### WHAT IS NEEDED
Copy the records below line for line, starting with the first line and ending with the line that contains "search-icon[interactable]: ⌕ bbox=[487, 14, 507, 34]", and include both of those lines.

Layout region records

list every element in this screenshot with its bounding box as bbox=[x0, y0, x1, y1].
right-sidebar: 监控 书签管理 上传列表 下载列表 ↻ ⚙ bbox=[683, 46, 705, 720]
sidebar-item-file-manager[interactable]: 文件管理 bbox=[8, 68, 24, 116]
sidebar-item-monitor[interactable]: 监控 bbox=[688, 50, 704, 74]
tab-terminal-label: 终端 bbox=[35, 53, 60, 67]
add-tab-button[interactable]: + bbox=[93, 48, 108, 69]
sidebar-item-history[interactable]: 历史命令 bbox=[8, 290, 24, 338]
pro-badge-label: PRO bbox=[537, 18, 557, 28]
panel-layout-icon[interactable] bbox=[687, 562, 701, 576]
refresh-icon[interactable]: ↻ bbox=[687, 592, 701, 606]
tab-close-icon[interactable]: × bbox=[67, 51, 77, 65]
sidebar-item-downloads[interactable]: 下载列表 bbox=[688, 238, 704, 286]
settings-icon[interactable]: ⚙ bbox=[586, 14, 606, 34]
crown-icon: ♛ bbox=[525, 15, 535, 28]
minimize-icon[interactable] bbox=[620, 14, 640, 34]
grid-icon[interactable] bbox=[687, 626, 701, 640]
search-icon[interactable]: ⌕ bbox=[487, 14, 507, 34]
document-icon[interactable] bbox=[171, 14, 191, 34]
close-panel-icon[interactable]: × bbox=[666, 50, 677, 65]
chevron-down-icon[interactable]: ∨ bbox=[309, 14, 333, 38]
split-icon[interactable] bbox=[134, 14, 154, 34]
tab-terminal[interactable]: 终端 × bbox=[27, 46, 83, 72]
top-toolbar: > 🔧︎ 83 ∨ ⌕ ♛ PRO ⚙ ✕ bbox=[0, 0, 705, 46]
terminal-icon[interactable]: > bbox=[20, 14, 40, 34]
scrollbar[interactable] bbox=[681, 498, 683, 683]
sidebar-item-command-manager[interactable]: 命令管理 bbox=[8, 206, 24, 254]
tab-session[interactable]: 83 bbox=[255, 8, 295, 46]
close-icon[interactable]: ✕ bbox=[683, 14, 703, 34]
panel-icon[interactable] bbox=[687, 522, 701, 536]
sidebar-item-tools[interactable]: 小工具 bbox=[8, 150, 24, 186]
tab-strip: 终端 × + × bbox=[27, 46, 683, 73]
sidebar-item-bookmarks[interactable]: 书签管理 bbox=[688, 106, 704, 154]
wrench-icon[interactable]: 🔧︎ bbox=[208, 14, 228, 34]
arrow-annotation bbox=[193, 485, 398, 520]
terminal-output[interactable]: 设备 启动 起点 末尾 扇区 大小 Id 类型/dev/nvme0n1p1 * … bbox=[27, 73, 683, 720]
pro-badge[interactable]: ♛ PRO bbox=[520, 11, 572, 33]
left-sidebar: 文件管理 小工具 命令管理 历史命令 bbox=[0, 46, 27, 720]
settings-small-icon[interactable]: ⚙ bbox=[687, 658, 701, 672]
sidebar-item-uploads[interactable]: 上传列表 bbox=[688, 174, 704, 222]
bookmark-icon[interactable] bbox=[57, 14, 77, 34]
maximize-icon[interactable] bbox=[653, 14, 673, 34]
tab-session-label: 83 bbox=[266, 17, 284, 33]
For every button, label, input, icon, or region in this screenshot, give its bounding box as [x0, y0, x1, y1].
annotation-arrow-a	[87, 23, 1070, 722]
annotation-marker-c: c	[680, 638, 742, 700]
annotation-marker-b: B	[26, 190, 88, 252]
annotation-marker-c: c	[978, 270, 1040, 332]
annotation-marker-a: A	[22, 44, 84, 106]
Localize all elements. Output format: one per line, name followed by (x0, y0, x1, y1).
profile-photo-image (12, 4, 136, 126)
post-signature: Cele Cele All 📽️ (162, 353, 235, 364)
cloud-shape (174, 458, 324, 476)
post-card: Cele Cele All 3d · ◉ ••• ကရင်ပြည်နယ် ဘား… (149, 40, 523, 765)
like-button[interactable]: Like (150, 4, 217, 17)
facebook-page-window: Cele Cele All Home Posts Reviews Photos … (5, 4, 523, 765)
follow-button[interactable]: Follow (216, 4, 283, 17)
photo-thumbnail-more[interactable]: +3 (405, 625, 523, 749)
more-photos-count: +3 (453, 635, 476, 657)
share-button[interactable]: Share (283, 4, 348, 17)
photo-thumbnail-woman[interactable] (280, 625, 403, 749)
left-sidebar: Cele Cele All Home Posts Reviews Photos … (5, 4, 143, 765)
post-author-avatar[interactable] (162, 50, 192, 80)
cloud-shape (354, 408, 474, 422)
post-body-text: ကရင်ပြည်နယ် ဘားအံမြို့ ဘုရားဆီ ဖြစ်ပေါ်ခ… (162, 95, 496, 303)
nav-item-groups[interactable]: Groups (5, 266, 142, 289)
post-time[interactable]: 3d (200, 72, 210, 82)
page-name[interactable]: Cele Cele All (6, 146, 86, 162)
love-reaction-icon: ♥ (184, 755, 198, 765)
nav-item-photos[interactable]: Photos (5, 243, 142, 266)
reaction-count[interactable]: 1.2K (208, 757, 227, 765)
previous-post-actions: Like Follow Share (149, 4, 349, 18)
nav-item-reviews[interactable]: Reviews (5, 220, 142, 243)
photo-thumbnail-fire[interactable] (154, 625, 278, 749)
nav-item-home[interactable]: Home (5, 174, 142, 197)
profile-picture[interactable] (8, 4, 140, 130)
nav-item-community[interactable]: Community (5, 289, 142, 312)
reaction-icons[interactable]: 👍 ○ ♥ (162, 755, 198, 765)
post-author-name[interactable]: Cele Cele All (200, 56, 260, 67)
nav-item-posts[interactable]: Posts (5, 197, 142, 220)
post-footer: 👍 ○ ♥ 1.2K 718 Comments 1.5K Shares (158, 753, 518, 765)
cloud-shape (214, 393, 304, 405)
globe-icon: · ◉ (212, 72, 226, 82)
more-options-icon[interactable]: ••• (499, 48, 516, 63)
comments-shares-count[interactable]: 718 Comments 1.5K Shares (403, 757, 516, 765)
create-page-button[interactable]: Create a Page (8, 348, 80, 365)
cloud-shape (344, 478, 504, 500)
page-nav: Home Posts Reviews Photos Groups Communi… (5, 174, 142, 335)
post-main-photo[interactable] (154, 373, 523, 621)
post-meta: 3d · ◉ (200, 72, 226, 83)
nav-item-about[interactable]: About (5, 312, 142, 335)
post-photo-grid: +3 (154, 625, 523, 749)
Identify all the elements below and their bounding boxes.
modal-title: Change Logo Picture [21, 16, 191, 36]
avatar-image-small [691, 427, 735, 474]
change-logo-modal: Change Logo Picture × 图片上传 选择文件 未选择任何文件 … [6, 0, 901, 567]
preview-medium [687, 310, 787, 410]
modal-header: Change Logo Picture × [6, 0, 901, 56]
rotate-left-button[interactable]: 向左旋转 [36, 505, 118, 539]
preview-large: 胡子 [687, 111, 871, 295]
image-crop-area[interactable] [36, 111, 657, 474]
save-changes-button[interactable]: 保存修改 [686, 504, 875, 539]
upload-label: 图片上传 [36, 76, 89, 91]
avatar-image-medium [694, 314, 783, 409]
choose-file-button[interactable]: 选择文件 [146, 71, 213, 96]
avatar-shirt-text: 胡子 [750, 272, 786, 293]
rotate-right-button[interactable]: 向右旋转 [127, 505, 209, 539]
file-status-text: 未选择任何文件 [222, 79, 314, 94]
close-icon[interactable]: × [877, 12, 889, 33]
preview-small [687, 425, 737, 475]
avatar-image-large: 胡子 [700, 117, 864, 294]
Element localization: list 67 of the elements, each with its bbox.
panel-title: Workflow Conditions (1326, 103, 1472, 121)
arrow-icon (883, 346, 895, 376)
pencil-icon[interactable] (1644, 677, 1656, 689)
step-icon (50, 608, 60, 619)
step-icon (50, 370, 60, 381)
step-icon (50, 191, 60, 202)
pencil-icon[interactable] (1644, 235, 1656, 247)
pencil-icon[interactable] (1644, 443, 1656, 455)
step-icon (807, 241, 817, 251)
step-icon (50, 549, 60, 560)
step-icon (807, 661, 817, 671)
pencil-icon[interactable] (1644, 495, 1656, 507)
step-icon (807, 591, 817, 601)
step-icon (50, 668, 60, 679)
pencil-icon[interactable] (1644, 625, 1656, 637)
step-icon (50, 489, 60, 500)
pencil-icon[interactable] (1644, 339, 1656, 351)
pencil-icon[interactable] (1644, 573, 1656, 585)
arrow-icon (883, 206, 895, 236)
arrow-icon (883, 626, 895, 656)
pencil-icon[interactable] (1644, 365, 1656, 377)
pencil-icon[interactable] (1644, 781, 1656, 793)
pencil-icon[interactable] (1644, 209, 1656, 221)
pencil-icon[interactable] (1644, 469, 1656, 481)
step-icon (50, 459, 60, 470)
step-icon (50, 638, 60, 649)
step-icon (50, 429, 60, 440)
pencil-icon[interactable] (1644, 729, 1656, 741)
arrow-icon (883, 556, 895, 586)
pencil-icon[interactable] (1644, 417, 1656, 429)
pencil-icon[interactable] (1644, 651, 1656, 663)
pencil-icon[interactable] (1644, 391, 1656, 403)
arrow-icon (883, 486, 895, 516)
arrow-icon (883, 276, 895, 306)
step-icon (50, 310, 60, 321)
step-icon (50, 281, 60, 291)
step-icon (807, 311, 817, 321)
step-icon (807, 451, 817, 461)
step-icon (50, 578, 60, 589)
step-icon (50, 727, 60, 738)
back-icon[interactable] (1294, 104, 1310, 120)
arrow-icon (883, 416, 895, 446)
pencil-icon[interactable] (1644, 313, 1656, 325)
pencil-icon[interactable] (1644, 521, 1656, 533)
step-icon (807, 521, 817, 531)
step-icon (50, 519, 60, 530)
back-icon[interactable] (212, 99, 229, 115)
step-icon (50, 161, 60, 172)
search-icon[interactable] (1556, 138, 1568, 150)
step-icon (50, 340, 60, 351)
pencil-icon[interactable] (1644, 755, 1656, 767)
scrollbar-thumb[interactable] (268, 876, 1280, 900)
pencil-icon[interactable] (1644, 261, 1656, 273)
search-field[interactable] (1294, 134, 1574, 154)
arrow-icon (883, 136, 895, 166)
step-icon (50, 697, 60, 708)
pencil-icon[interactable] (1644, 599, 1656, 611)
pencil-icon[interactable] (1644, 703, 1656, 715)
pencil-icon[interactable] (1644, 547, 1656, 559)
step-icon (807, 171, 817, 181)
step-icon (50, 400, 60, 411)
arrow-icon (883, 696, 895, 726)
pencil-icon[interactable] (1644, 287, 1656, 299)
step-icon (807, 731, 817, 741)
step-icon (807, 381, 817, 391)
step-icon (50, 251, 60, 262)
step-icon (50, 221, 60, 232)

### ANSWER
list every element in this screenshot with its bounding box as bbox=[x0, y0, x1, y1].
right-sidebar: 监控 书签管理 上传列表 下载列表 ↻ ⚙ bbox=[683, 46, 705, 720]
sidebar-item-file-manager[interactable]: 文件管理 bbox=[8, 68, 24, 116]
sidebar-item-monitor[interactable]: 监控 bbox=[688, 50, 704, 74]
tab-terminal-label: 终端 bbox=[35, 53, 60, 67]
add-tab-button[interactable]: + bbox=[93, 48, 108, 69]
sidebar-item-history[interactable]: 历史命令 bbox=[8, 290, 24, 338]
pro-badge-label: PRO bbox=[537, 18, 557, 28]
panel-layout-icon[interactable] bbox=[687, 562, 701, 576]
refresh-icon[interactable]: ↻ bbox=[687, 592, 701, 606]
tab-close-icon[interactable]: × bbox=[67, 51, 77, 65]
sidebar-item-downloads[interactable]: 下载列表 bbox=[688, 238, 704, 286]
settings-icon[interactable]: ⚙ bbox=[586, 14, 606, 34]
crown-icon: ♛ bbox=[525, 15, 535, 28]
minimize-icon[interactable] bbox=[620, 14, 640, 34]
grid-icon[interactable] bbox=[687, 626, 701, 640]
search-icon[interactable]: ⌕ bbox=[487, 14, 507, 34]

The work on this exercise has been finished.